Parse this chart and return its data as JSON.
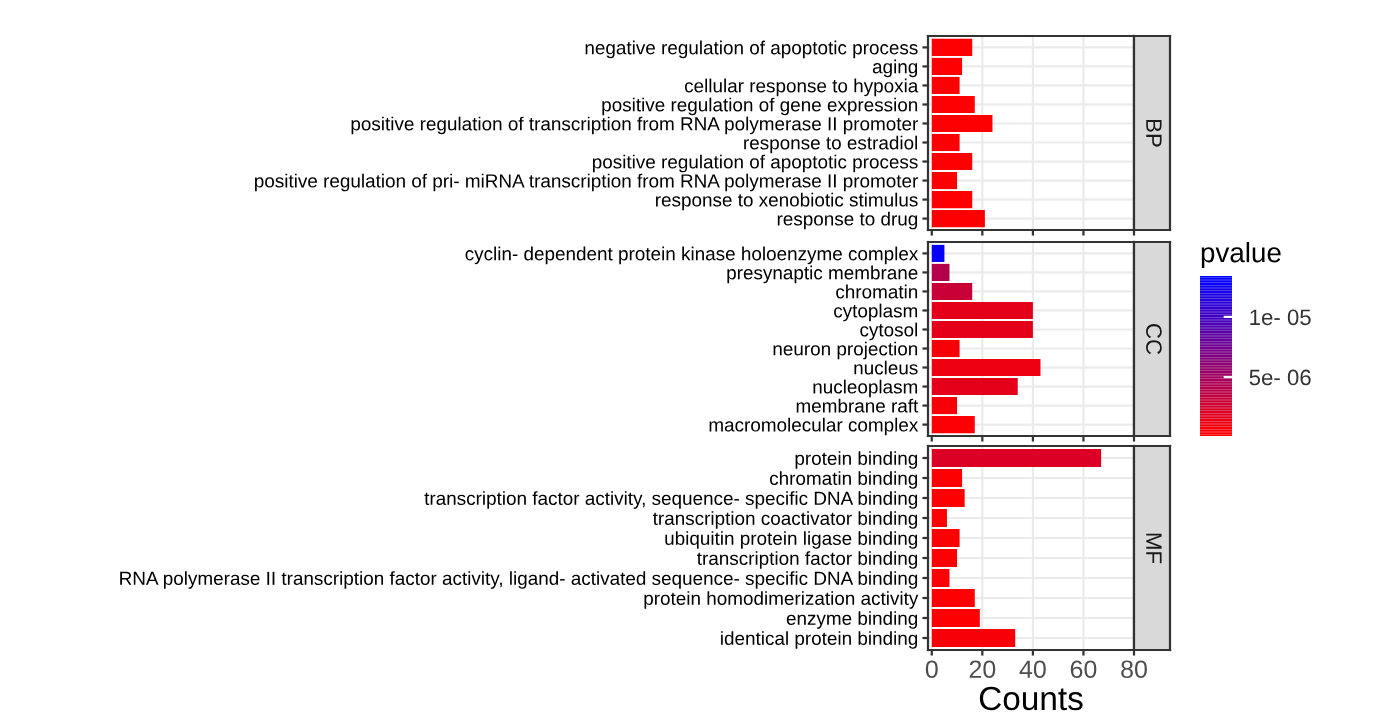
{
  "chart_data": [
    {
      "type": "bar",
      "orientation": "horizontal",
      "annotations": [
        "BP"
      ],
      "categories": [
        "negative regulation of apoptotic process",
        "aging",
        "cellular response to hypoxia",
        "positive regulation of gene expression",
        "positive regulation of transcription from RNA polymerase II promoter",
        "response to estradiol",
        "positive regulation of apoptotic process",
        "positive regulation of pri- miRNA transcription from RNA polymerase II promoter",
        "response to xenobiotic stimulus",
        "response to drug"
      ],
      "values": [
        16,
        12,
        11,
        17,
        24,
        11,
        16,
        10,
        16,
        21
      ],
      "colors": [
        "#fe0001",
        "#fe0001",
        "#fe0001",
        "#fe0001",
        "#fd0002",
        "#fe0001",
        "#fe0001",
        "#fe0001",
        "#fe0001",
        "#fd0002"
      ],
      "xlim": [
        -1.5,
        80
      ],
      "xticks": [
        0,
        20,
        40,
        60,
        80
      ],
      "tick_labels": "y",
      "grid": true
    },
    {
      "type": "bar",
      "orientation": "horizontal",
      "annotations": [
        "CC"
      ],
      "categories": [
        "cyclin- dependent protein kinase holoenzyme complex",
        "presynaptic membrane",
        "chromatin",
        "cytoplasm",
        "cytosol",
        "neuron projection",
        "nucleus",
        "nucleoplasm",
        "membrane raft",
        "macromolecular complex"
      ],
      "values": [
        5,
        7,
        16,
        40,
        40,
        11,
        43,
        34,
        10,
        17
      ],
      "cvalues": [
        1.3e-05,
        4e-06,
        3e-06,
        1.5e-06,
        1.5e-06,
        5e-07,
        1e-06,
        1.5e-06,
        5e-07,
        3e-07
      ],
      "xlim": [
        -1.5,
        80
      ],
      "xticks": [
        0,
        20,
        40,
        60,
        80
      ],
      "tick_labels": "y",
      "grid": true,
      "clabel": "pvalue",
      "clim": [
        1e-07,
        1.34e-05
      ],
      "cticks": [
        {
          "value": 5e-06,
          "label": "5e- 06"
        },
        {
          "value": 1e-05,
          "label": "1e- 05"
        }
      ]
    },
    {
      "type": "bar",
      "orientation": "horizontal",
      "annotations": [
        "MF"
      ],
      "xlabel": "Counts",
      "categories": [
        "protein binding",
        "chromatin binding",
        "transcription factor activity, sequence- specific DNA binding",
        "transcription coactivator binding",
        "ubiquitin protein ligase binding",
        "transcription factor binding",
        "RNA polymerase II transcription factor activity, ligand- activated sequence- specific DNA binding",
        "protein homodimerization activity",
        "enzyme binding",
        "identical protein binding"
      ],
      "values": [
        67,
        12,
        13,
        6,
        11,
        10,
        7,
        17,
        19,
        33
      ],
      "colors": [
        "#db0024",
        "#fd0002",
        "#fd0002",
        "#fe0001",
        "#fd0002",
        "#fd0002",
        "#fe0001",
        "#fd0002",
        "#fd0002",
        "#f70008"
      ],
      "xlim": [
        -1.5,
        80
      ],
      "xticks": [
        0,
        20,
        40,
        60,
        80
      ],
      "grid": true
    }
  ]
}
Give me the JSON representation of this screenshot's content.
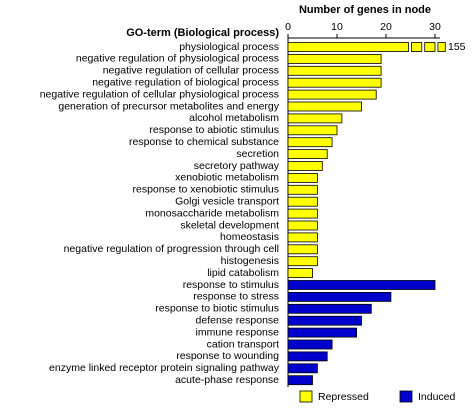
{
  "chart_data": {
    "type": "barh",
    "title": "GO-term (Biological process)",
    "xlabel": "Number of genes in node",
    "categories": [
      "physiological process",
      "negative regulation of physiological process",
      "negative regulation of cellular process",
      "negative regulation of biological process",
      "negative regulation of cellular physiological process",
      "generation of precursor metabolites and energy",
      "alcohol metabolism",
      "response to abiotic stimulus",
      "response to chemical substance",
      "secretion",
      "secretory pathway",
      "xenobiotic metabolism",
      "response to xenobiotic stimulus",
      "Golgi vesicle transport",
      "monosaccharide metabolism",
      "skeletal development",
      "homeostasis",
      "negative regulation of progression through cell",
      "histogenesis",
      "lipid catabolism",
      "response to stimulus",
      "response to stress",
      "response to biotic stimulus",
      "defense response",
      "immune response",
      "cation transport",
      "response to wounding",
      "enzyme linked receptor protein signaling pathway",
      "acute-phase response"
    ],
    "series": [
      {
        "name": "Repressed",
        "color": "#ffff00",
        "values": [
          155,
          19,
          19,
          19,
          18,
          15,
          11,
          10,
          9,
          8,
          7,
          6,
          6,
          6,
          6,
          6,
          6,
          6,
          6,
          5,
          null,
          null,
          null,
          null,
          null,
          null,
          null,
          null,
          null
        ],
        "value_labels": [
          "155",
          null,
          null,
          null,
          null,
          null,
          null,
          null,
          null,
          null,
          null,
          null,
          null,
          null,
          null,
          null,
          null,
          null,
          null,
          null,
          null,
          null,
          null,
          null,
          null,
          null,
          null,
          null,
          null
        ]
      },
      {
        "name": "Induced",
        "color": "#0000cc",
        "values": [
          null,
          null,
          null,
          null,
          null,
          null,
          null,
          null,
          null,
          null,
          null,
          null,
          null,
          null,
          null,
          null,
          null,
          null,
          null,
          null,
          30,
          21,
          17,
          15,
          14,
          9,
          8,
          6,
          5
        ]
      }
    ],
    "xlim": [
      0,
      30
    ],
    "xticks": [
      0,
      10,
      20,
      30
    ],
    "legend": "bottom"
  }
}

++++++++++

To do
Please copy all lines of the listing in which the string "apoptotic" occurs.

Answer section
        "negative regulation of apoptotic process",
        "positive regulation of apoptotic process",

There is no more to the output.